_Task directions_: Copy every line of the items below without changing anything, and leave the pictures out of your answer.

---------- Raw data

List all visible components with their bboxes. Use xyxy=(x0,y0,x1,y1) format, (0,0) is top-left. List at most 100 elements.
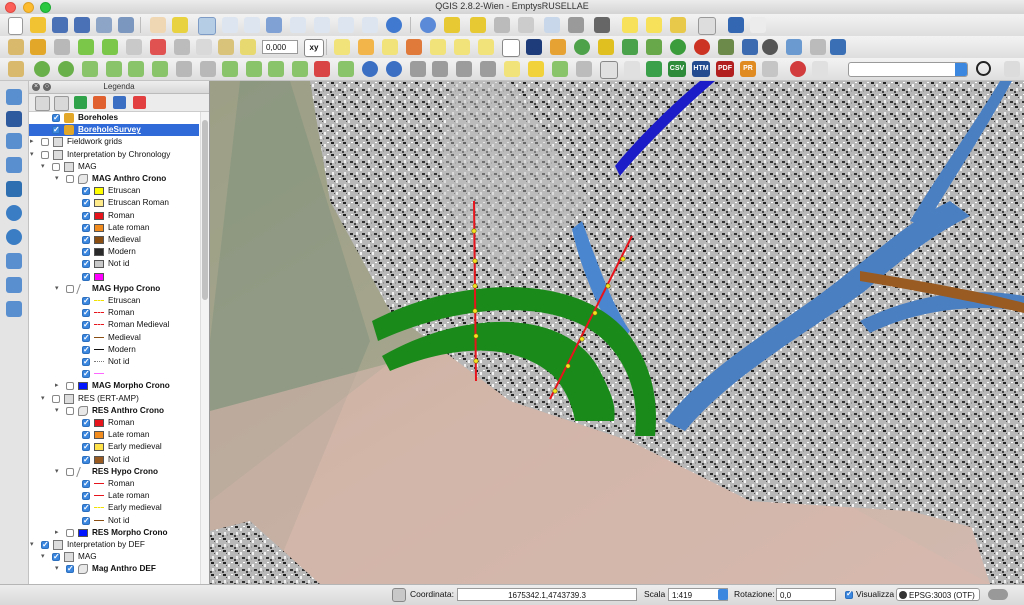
add-oracle-icon[interactable] xyxy=(694,39,710,55)
legend-class[interactable]: Modern xyxy=(29,344,199,356)
visibility-checkbox[interactable] xyxy=(66,563,74,575)
legend-class[interactable]: Roman xyxy=(29,307,199,319)
legend-class[interactable]: Etruscan xyxy=(29,185,199,197)
legend-class[interactable]: Early medieval xyxy=(29,441,199,453)
node-tool-icon[interactable] xyxy=(126,39,142,55)
rotate-label-icon[interactable] xyxy=(454,39,470,55)
visibility-checkbox[interactable] xyxy=(82,502,90,514)
add-virtual-layer-icon[interactable] xyxy=(742,39,758,55)
legend-layer-mag-morpho-crono[interactable]: ▸ MAG Morpho Crono xyxy=(29,380,199,392)
visibility-checkbox[interactable] xyxy=(82,197,90,209)
measure-icon[interactable] xyxy=(518,17,534,33)
visibility-checkbox[interactable] xyxy=(66,284,74,293)
legend-group-fieldwork-grids[interactable]: ▸ Fieldwork grids xyxy=(29,136,199,148)
add-delimited-text-icon[interactable] xyxy=(502,39,520,57)
add-raster-icon[interactable] xyxy=(622,39,638,55)
locator-search-input[interactable] xyxy=(848,62,968,77)
plugin-bug-icon[interactable] xyxy=(790,61,806,77)
visibility-checkbox[interactable] xyxy=(66,528,74,537)
globe-icon[interactable] xyxy=(762,39,778,55)
legend-layer-res-hypo-crono[interactable]: ▾ RES Hypo Crono xyxy=(29,466,199,478)
points-icon[interactable] xyxy=(504,61,520,77)
legend-class[interactable]: Not id xyxy=(29,258,199,270)
legend-class[interactable] xyxy=(29,368,199,380)
rotate-feature-icon[interactable] xyxy=(386,61,402,77)
expand-arrow-icon[interactable]: ▾ xyxy=(30,539,38,551)
legend-group-mag[interactable]: ▾ MAG xyxy=(29,161,199,173)
whats-this-icon[interactable] xyxy=(750,17,766,33)
filter-legend-icon[interactable] xyxy=(74,96,87,109)
legend-class[interactable]: Late roman xyxy=(29,429,199,441)
coordinate-toggle-icon[interactable] xyxy=(392,588,406,602)
visibility-checkbox[interactable] xyxy=(82,356,90,368)
visibility-checkbox[interactable] xyxy=(82,441,90,453)
intersect-icon[interactable] xyxy=(432,61,448,77)
export-pr-icon[interactable]: PR xyxy=(740,61,756,77)
rotate-point-symbols-icon[interactable] xyxy=(362,61,378,77)
paste-features-icon[interactable] xyxy=(218,39,234,55)
legend-class[interactable]: Etruscan Roman xyxy=(29,197,199,209)
visibility-checkbox[interactable] xyxy=(82,515,90,527)
redo-icon[interactable] xyxy=(58,61,74,77)
python-console-icon[interactable] xyxy=(830,39,846,55)
legend-class[interactable]: Etruscan xyxy=(29,295,199,307)
expand-arrow-icon[interactable]: ▾ xyxy=(55,563,63,575)
visibility-checkbox[interactable] xyxy=(82,332,90,344)
plugin-grey-icon[interactable] xyxy=(762,61,778,77)
add-mssql-layer-icon[interactable] xyxy=(6,181,22,197)
merge-selected-icon[interactable] xyxy=(314,61,330,77)
legend-scrollbar[interactable] xyxy=(200,112,209,584)
toolbar-overflow-icon[interactable] xyxy=(1004,61,1020,77)
export-csv-icon[interactable]: CSV xyxy=(668,61,686,77)
deselect-features-icon[interactable] xyxy=(470,17,486,33)
legend-class[interactable]: Late roman xyxy=(29,222,199,234)
add-spatialite-layer-icon[interactable] xyxy=(6,157,22,173)
legend-layer-mag-anthro-def[interactable]: ▾ Mag Anthro DEF xyxy=(29,563,199,575)
expand-all-icon[interactable] xyxy=(93,96,106,109)
expand-arrow-icon[interactable]: ▾ xyxy=(41,393,49,405)
export-pdf-icon[interactable]: PDF xyxy=(716,61,734,77)
split-parts-icon[interactable] xyxy=(292,61,308,77)
expand-arrow-icon[interactable]: ▾ xyxy=(55,405,63,417)
current-edits-icon[interactable] xyxy=(8,39,24,55)
plugin-green-icon[interactable] xyxy=(646,61,662,77)
new-bookmark-icon[interactable] xyxy=(670,17,686,33)
move-feature-icon[interactable] xyxy=(102,39,118,55)
extend-icon[interactable] xyxy=(480,61,496,77)
add-spatialite-icon[interactable] xyxy=(598,39,614,55)
zoom-native-icon[interactable] xyxy=(244,17,260,33)
visibility-checkbox[interactable] xyxy=(82,234,90,246)
field-calculator-icon[interactable] xyxy=(494,17,510,33)
visibility-checkbox[interactable] xyxy=(82,295,90,307)
legend-layer-mag-hypo-crono[interactable]: ▾ MAG Hypo Crono xyxy=(29,283,199,295)
simplify-feature-icon[interactable] xyxy=(82,61,98,77)
zoom-to-selection-icon[interactable] xyxy=(290,17,306,33)
expand-arrow-icon[interactable]: ▾ xyxy=(55,466,63,478)
expand-arrow-icon[interactable]: ▾ xyxy=(30,149,38,161)
save-as-icon[interactable] xyxy=(74,17,90,33)
split-features-icon[interactable] xyxy=(268,61,284,77)
export-htm-icon[interactable]: HTM xyxy=(692,61,710,77)
expand-arrow-icon[interactable]: ▾ xyxy=(41,551,49,563)
zoom-to-layer-icon[interactable] xyxy=(314,17,330,33)
search-icon[interactable] xyxy=(976,61,991,76)
plugin-check-icon[interactable] xyxy=(812,61,828,77)
reshape-features-icon[interactable] xyxy=(222,61,238,77)
scrollbar-thumb[interactable] xyxy=(202,120,208,300)
new-print-composer-icon[interactable] xyxy=(96,17,112,33)
legend-layer-boreholes[interactable]: Boreholes xyxy=(29,112,199,124)
statistics-icon[interactable] xyxy=(568,17,584,33)
add-wfs-layer-icon[interactable] xyxy=(574,39,590,55)
visibility-checkbox[interactable] xyxy=(41,138,49,147)
legend-class[interactable]: Not id xyxy=(29,356,199,368)
legend-layer-res-morpho-crono[interactable]: ▸ RES Morpho Crono xyxy=(29,527,199,539)
map-image[interactable] xyxy=(210,81,1024,584)
visibility-checkbox[interactable] xyxy=(82,344,90,356)
crs-button[interactable]: EPSG:3003 (OTF) xyxy=(896,588,980,601)
add-wms-layer-icon[interactable] xyxy=(526,39,542,55)
legend-class[interactable]: Not id xyxy=(29,454,199,466)
identify-features-icon[interactable] xyxy=(420,17,436,33)
visibility-checkbox[interactable] xyxy=(52,124,60,136)
bookmarks-icon[interactable] xyxy=(594,17,610,33)
expand-arrow-icon[interactable]: ▾ xyxy=(55,173,63,185)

--------------------

_Result of this task_:
List all visible components with their bboxes. Use xyxy=(x0,y0,x1,y1) format, (0,0) is top-left. List at most 100 elements.
add-oracle-icon[interactable] xyxy=(694,39,710,55)
legend-class[interactable]: Modern xyxy=(29,344,199,356)
visibility-checkbox[interactable] xyxy=(66,563,74,575)
legend-class[interactable]: Roman xyxy=(29,307,199,319)
legend-class[interactable]: Etruscan xyxy=(29,185,199,197)
legend-class[interactable]: Early medieval xyxy=(29,441,199,453)
node-tool-icon[interactable] xyxy=(126,39,142,55)
rotate-label-icon[interactable] xyxy=(454,39,470,55)
visibility-checkbox[interactable] xyxy=(82,502,90,514)
add-virtual-layer-icon[interactable] xyxy=(742,39,758,55)
legend-layer-mag-morpho-crono[interactable]: ▸ MAG Morpho Crono xyxy=(29,380,199,392)
visibility-checkbox[interactable] xyxy=(82,197,90,209)
measure-icon[interactable] xyxy=(518,17,534,33)
visibility-checkbox[interactable] xyxy=(66,284,74,293)
legend-group-fieldwork-grids[interactable]: ▸ Fieldwork grids xyxy=(29,136,199,148)
add-delimited-text-icon[interactable] xyxy=(502,39,520,57)
add-raster-icon[interactable] xyxy=(622,39,638,55)
locator-search-input[interactable] xyxy=(848,62,968,77)
plugin-bug-icon[interactable] xyxy=(790,61,806,77)
visibility-checkbox[interactable] xyxy=(66,528,74,537)
globe-icon[interactable] xyxy=(762,39,778,55)
legend-layer-res-hypo-crono[interactable]: ▾ RES Hypo Crono xyxy=(29,466,199,478)
points-icon[interactable] xyxy=(504,61,520,77)
legend-class[interactable]: Not id xyxy=(29,258,199,270)
legend-class[interactable] xyxy=(29,368,199,380)
rotate-feature-icon[interactable] xyxy=(386,61,402,77)
expand-arrow-icon[interactable]: ▾ xyxy=(30,539,38,551)
legend-group-mag[interactable]: ▾ MAG xyxy=(29,161,199,173)
whats-this-icon[interactable] xyxy=(750,17,766,33)
filter-legend-icon[interactable] xyxy=(74,96,87,109)
legend-class[interactable]: Late roman xyxy=(29,429,199,441)
coordinate-toggle-icon[interactable] xyxy=(392,588,406,602)
visibility-checkbox[interactable] xyxy=(82,356,90,368)
visibility-checkbox[interactable] xyxy=(82,441,90,453)
intersect-icon[interactable] xyxy=(432,61,448,77)
export-pr-icon[interactable]: PR xyxy=(740,61,756,77)
rotate-point-symbols-icon[interactable] xyxy=(362,61,378,77)
paste-features-icon[interactable] xyxy=(218,39,234,55)
legend-class[interactable]: Etruscan Roman xyxy=(29,197,199,209)
visibility-checkbox[interactable] xyxy=(82,515,90,527)
redo-icon[interactable] xyxy=(58,61,74,77)
python-console-icon[interactable] xyxy=(830,39,846,55)
legend-class[interactable]: Etruscan xyxy=(29,295,199,307)
expand-arrow-icon[interactable]: ▾ xyxy=(55,563,63,575)
visibility-checkbox[interactable] xyxy=(82,332,90,344)
plugin-grey-icon[interactable] xyxy=(762,61,778,77)
add-mssql-layer-icon[interactable] xyxy=(6,181,22,197)
merge-selected-icon[interactable] xyxy=(314,61,330,77)
legend-scrollbar[interactable] xyxy=(200,112,209,584)
toolbar-overflow-icon[interactable] xyxy=(1004,61,1020,77)
export-csv-icon[interactable]: CSV xyxy=(668,61,686,77)
deselect-features-icon[interactable] xyxy=(470,17,486,33)
legend-class[interactable]: Late roman xyxy=(29,222,199,234)
add-spatialite-layer-icon[interactable] xyxy=(6,157,22,173)
legend-layer-mag-anthro-def[interactable]: ▾ Mag Anthro DEF xyxy=(29,563,199,575)
expand-all-icon[interactable] xyxy=(93,96,106,109)
expand-arrow-icon[interactable]: ▾ xyxy=(41,393,49,405)
export-pdf-icon[interactable]: PDF xyxy=(716,61,734,77)
split-parts-icon[interactable] xyxy=(292,61,308,77)
expand-arrow-icon[interactable]: ▾ xyxy=(55,405,63,417)
current-edits-icon[interactable] xyxy=(8,39,24,55)
plugin-green-icon[interactable] xyxy=(646,61,662,77)
new-bookmark-icon[interactable] xyxy=(670,17,686,33)
move-feature-icon[interactable] xyxy=(102,39,118,55)
extend-icon[interactable] xyxy=(480,61,496,77)
add-spatialite-icon[interactable] xyxy=(598,39,614,55)
zoom-native-icon[interactable] xyxy=(244,17,260,33)
visibility-checkbox[interactable] xyxy=(82,234,90,246)
field-calculator-icon[interactable] xyxy=(494,17,510,33)
visibility-checkbox[interactable] xyxy=(82,295,90,307)
legend-layer-mag-hypo-crono[interactable]: ▾ MAG Hypo Crono xyxy=(29,283,199,295)
simplify-feature-icon[interactable] xyxy=(82,61,98,77)
zoom-to-selection-icon[interactable] xyxy=(290,17,306,33)
expand-arrow-icon[interactable]: ▾ xyxy=(55,466,63,478)
expand-arrow-icon[interactable]: ▾ xyxy=(30,149,38,161)
save-as-icon[interactable] xyxy=(74,17,90,33)
split-features-icon[interactable] xyxy=(268,61,284,77)
export-htm-icon[interactable]: HTM xyxy=(692,61,710,77)
expand-arrow-icon[interactable]: ▾ xyxy=(41,551,49,563)
zoom-to-layer-icon[interactable] xyxy=(314,17,330,33)
search-icon[interactable] xyxy=(976,61,991,76)
plugin-check-icon[interactable] xyxy=(812,61,828,77)
reshape-features-icon[interactable] xyxy=(222,61,238,77)
scrollbar-thumb[interactable] xyxy=(202,120,208,300)
new-print-composer-icon[interactable] xyxy=(96,17,112,33)
legend-layer-boreholes[interactable]: Boreholes xyxy=(29,112,199,124)
statistics-icon[interactable] xyxy=(568,17,584,33)
add-wfs-layer-icon[interactable] xyxy=(574,39,590,55)
visibility-checkbox[interactable] xyxy=(41,138,49,147)
legend-class[interactable]: Not id xyxy=(29,356,199,368)
legend-layer-res-morpho-crono[interactable]: ▸ RES Morpho Crono xyxy=(29,527,199,539)
map-image[interactable] xyxy=(210,81,1024,584)
visibility-checkbox[interactable] xyxy=(82,344,90,356)
crs-button[interactable]: EPSG:3003 (OTF) xyxy=(896,588,980,601)
add-wms-layer-icon[interactable] xyxy=(526,39,542,55)
legend-class[interactable]: Not id xyxy=(29,454,199,466)
identify-features-icon[interactable] xyxy=(420,17,436,33)
visibility-checkbox[interactable] xyxy=(52,124,60,136)
bookmarks-icon[interactable] xyxy=(594,17,610,33)
expand-arrow-icon[interactable]: ▾ xyxy=(55,173,63,185)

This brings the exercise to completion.